_WRITTEN EXERCISE_
List all lines of the data containing the word "sigma".

((

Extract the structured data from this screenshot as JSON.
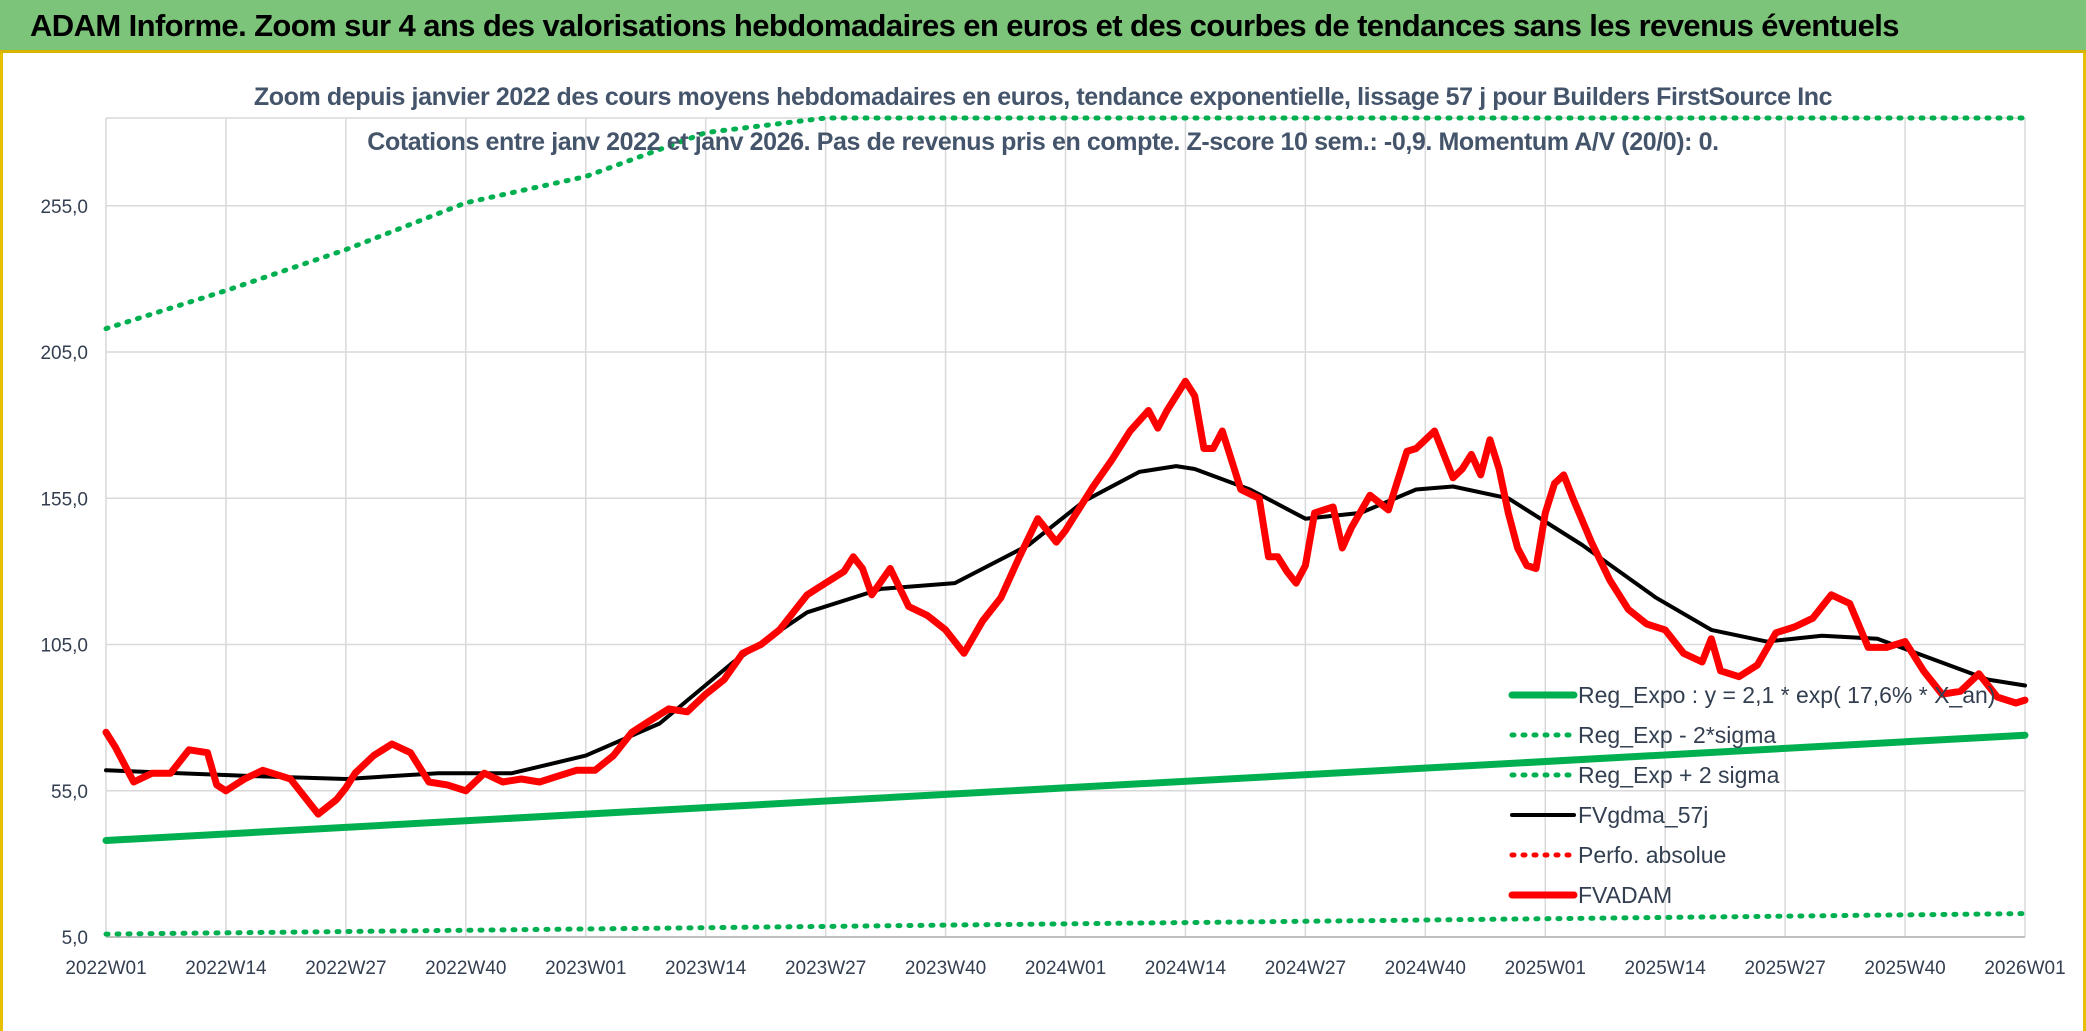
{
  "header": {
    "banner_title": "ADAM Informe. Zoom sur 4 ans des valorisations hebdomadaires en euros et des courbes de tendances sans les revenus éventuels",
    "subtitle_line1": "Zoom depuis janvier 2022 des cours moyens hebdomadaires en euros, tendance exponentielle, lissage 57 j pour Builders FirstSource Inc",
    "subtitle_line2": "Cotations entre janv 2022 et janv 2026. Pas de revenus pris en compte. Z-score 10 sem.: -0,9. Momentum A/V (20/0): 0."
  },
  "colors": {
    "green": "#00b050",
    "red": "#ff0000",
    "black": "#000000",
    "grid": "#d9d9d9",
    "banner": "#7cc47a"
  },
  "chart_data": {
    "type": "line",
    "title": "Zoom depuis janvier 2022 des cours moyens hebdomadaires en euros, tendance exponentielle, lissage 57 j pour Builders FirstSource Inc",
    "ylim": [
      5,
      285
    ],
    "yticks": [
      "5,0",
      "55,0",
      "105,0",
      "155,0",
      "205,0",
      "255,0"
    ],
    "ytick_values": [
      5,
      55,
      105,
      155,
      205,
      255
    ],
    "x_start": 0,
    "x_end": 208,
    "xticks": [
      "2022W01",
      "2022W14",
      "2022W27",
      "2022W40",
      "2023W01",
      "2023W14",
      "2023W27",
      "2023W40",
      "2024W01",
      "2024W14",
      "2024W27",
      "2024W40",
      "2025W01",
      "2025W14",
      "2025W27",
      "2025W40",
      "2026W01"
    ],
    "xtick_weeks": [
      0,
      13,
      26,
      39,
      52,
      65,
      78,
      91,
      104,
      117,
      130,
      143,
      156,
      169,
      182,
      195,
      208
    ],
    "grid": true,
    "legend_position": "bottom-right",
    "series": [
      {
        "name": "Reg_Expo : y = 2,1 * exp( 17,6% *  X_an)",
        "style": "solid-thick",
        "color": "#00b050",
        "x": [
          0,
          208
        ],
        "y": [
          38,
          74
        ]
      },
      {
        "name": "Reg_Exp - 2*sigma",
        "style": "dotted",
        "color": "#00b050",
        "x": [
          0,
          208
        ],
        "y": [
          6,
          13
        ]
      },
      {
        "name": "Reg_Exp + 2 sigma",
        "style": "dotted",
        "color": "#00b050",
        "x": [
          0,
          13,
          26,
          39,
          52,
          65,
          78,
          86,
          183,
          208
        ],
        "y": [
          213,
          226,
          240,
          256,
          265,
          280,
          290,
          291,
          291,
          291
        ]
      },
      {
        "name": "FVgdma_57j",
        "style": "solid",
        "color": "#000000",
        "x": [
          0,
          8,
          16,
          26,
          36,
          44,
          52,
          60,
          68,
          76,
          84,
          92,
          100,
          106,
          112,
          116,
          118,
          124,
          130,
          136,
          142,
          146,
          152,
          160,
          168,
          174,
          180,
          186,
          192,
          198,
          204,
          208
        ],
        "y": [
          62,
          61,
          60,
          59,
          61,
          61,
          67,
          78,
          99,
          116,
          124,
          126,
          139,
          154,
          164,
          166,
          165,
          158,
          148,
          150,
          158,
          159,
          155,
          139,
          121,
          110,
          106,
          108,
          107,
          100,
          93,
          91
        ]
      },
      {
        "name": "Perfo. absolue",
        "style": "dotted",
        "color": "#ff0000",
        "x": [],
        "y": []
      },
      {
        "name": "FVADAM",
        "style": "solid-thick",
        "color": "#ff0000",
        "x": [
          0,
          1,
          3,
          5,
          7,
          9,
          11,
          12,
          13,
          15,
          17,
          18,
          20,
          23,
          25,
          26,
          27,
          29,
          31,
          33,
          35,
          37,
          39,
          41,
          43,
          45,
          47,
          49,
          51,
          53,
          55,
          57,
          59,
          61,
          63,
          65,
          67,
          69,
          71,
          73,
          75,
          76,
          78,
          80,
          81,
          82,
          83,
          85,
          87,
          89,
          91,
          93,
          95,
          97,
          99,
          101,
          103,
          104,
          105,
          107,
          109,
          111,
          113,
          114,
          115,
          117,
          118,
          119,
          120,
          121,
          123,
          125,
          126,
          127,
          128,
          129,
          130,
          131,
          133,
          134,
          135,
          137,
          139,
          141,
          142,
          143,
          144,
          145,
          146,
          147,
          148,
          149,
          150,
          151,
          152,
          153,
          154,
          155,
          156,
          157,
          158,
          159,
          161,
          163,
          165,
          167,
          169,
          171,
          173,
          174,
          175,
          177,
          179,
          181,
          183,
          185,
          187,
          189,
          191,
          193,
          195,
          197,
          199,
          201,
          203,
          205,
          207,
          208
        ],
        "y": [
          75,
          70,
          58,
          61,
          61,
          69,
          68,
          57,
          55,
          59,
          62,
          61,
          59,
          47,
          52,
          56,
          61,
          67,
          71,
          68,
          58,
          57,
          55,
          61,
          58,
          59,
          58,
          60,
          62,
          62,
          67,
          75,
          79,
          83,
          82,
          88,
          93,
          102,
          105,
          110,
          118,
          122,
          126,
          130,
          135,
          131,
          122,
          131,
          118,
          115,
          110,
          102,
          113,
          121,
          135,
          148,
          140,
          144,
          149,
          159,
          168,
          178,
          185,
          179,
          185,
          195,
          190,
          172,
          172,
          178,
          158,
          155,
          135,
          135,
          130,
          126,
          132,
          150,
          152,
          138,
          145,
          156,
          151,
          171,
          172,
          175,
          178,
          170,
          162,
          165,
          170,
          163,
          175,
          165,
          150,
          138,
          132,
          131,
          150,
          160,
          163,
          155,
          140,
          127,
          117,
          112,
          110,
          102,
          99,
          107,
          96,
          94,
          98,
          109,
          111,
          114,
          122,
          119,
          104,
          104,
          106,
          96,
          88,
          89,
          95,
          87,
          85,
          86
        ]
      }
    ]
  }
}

))

_FULL RESPONSE_
        "name": "Reg_Exp - 2*sigma",
        "name": "Reg_Exp + 2 sigma",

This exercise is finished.